▸ **What is needed**: Reproduce all of the listing below without alteration.
"""
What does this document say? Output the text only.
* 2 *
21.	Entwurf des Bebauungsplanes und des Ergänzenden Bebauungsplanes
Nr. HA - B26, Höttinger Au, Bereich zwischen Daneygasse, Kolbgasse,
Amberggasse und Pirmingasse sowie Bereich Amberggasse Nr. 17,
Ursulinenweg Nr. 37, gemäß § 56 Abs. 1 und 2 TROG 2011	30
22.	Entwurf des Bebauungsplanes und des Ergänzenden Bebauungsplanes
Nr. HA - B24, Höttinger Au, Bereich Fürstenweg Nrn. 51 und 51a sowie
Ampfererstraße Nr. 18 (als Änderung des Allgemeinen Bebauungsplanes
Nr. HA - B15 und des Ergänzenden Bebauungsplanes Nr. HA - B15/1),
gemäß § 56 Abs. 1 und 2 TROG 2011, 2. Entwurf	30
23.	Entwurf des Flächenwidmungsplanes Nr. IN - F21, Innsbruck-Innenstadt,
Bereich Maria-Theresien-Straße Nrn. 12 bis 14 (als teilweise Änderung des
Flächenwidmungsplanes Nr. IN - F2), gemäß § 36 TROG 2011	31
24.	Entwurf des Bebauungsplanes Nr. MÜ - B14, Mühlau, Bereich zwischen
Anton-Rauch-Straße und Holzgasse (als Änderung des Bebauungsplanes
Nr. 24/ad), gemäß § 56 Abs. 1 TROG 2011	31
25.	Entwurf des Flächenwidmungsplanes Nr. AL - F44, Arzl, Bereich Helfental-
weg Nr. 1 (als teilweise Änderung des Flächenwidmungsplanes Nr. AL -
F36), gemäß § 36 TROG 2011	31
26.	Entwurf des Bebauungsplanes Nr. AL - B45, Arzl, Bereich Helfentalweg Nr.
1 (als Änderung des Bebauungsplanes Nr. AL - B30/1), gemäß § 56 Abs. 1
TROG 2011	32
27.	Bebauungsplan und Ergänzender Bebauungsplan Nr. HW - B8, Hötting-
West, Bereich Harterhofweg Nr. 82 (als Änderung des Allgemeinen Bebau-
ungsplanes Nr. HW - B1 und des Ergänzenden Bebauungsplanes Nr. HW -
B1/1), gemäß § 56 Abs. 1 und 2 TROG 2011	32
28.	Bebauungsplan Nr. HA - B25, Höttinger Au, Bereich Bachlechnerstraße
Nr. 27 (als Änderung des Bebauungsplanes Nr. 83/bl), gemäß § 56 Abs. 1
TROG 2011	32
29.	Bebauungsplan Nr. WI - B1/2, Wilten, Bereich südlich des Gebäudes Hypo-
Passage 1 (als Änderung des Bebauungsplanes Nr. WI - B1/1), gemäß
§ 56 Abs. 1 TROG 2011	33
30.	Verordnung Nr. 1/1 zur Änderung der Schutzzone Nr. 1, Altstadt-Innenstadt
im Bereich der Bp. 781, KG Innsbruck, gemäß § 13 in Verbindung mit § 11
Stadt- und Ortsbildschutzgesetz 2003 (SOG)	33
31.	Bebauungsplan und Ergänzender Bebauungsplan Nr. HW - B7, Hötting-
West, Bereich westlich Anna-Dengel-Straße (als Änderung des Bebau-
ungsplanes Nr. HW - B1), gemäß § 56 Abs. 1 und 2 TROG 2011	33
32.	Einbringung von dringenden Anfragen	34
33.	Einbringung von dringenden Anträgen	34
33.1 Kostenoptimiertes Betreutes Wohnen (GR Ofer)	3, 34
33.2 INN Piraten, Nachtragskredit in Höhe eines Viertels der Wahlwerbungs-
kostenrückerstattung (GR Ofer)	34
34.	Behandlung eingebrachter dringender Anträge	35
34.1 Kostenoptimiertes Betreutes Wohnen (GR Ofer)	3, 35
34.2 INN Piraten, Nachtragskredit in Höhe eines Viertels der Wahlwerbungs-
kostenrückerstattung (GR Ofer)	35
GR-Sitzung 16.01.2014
"""
▸ **Solved exercise**:
What does this document say? Output the text only.
* 2 *
21.	Entwurf des Bebauungsplanes und des Ergänzenden Bebauungsplanes
Nr. HA - B26, Höttinger Au, Bereich zwischen Daneygasse, Kolbgasse,
Amberggasse und Pirmingasse sowie Bereich Amberggasse Nr. 17,
Ursulinenweg Nr. 37, gemäß § 56 Abs. 1 und 2 TROG 2011	30
22.	Entwurf des Bebauungsplanes und des Ergänzenden Bebauungsplanes
Nr. HA - B24, Höttinger Au, Bereich Fürstenweg Nrn. 51 und 51a sowie
Ampfererstraße Nr. 18 (als Änderung des Allgemeinen Bebauungsplanes
Nr. HA - B15 und des Ergänzenden Bebauungsplanes Nr. HA - B15/1),
gemäß § 56 Abs. 1 und 2 TROG 2011, 2. Entwurf	30
23.	Entwurf des Flächenwidmungsplanes Nr. IN - F21, Innsbruck-Innenstadt,
Bereich Maria-Theresien-Straße Nrn. 12 bis 14 (als teilweise Änderung des
Flächenwidmungsplanes Nr. IN - F2), gemäß § 36 TROG 2011	31
24.	Entwurf des Bebauungsplanes Nr. MÜ - B14, Mühlau, Bereich zwischen
Anton-Rauch-Straße und Holzgasse (als Änderung des Bebauungsplanes
Nr. 24/ad), gemäß § 56 Abs. 1 TROG 2011	31
25.	Entwurf des Flächenwidmungsplanes Nr. AL - F44, Arzl, Bereich Helfental-
weg Nr. 1 (als teilweise Änderung des Flächenwidmungsplanes Nr. AL -
F36), gemäß § 36 TROG 2011	31
26.	Entwurf des Bebauungsplanes Nr. AL - B45, Arzl, Bereich Helfentalweg Nr.
1 (als Änderung des Bebauungsplanes Nr. AL - B30/1), gemäß § 56 Abs. 1
TROG 2011	32
27.	Bebauungsplan und Ergänzender Bebauungsplan Nr. HW - B8, Hötting-
West, Bereich Harterhofweg Nr. 82 (als Änderung des Allgemeinen Bebau-
ungsplanes Nr. HW - B1 und des Ergänzenden Bebauungsplanes Nr. HW -
B1/1), gemäß § 56 Abs. 1 und 2 TROG 2011	32
28.	Bebauungsplan Nr. HA - B25, Höttinger Au, Bereich Bachlechnerstraße
Nr. 27 (als Änderung des Bebauungsplanes Nr. 83/bl), gemäß § 56 Abs. 1
TROG 2011	32
29.	Bebauungsplan Nr. WI - B1/2, Wilten, Bereich südlich des Gebäudes Hypo-
Passage 1 (als Änderung des Bebauungsplanes Nr. WI - B1/1), gemäß
§ 56 Abs. 1 TROG 2011	33
30.	Verordnung Nr. 1/1 zur Änderung der Schutzzone Nr. 1, Altstadt-Innenstadt
im Bereich der Bp. 781, KG Innsbruck, gemäß § 13 in Verbindung mit § 11
Stadt- und Ortsbildschutzgesetz 2003 (SOG)	33
31.	Bebauungsplan und Ergänzender Bebauungsplan Nr. HW - B7, Hötting-
West, Bereich westlich Anna-Dengel-Straße (als Änderung des Bebau-
ungsplanes Nr. HW - B1), gemäß § 56 Abs. 1 und 2 TROG 2011	33
32.	Einbringung von dringenden Anfragen	34
33.	Einbringung von dringenden Anträgen	34
33.1 Kostenoptimiertes Betreutes Wohnen (GR Ofer)	3, 34
33.2 INN Piraten, Nachtragskredit in Höhe eines Viertels der Wahlwerbungs-
kostenrückerstattung (GR Ofer)	34
34.	Behandlung eingebrachter dringender Anträge	35
34.1 Kostenoptimiertes Betreutes Wohnen (GR Ofer)	3, 35
34.2 INN Piraten, Nachtragskredit in Höhe eines Viertels der Wahlwerbungs-
kostenrückerstattung (GR Ofer)	35
GR-Sitzung 16.01.2014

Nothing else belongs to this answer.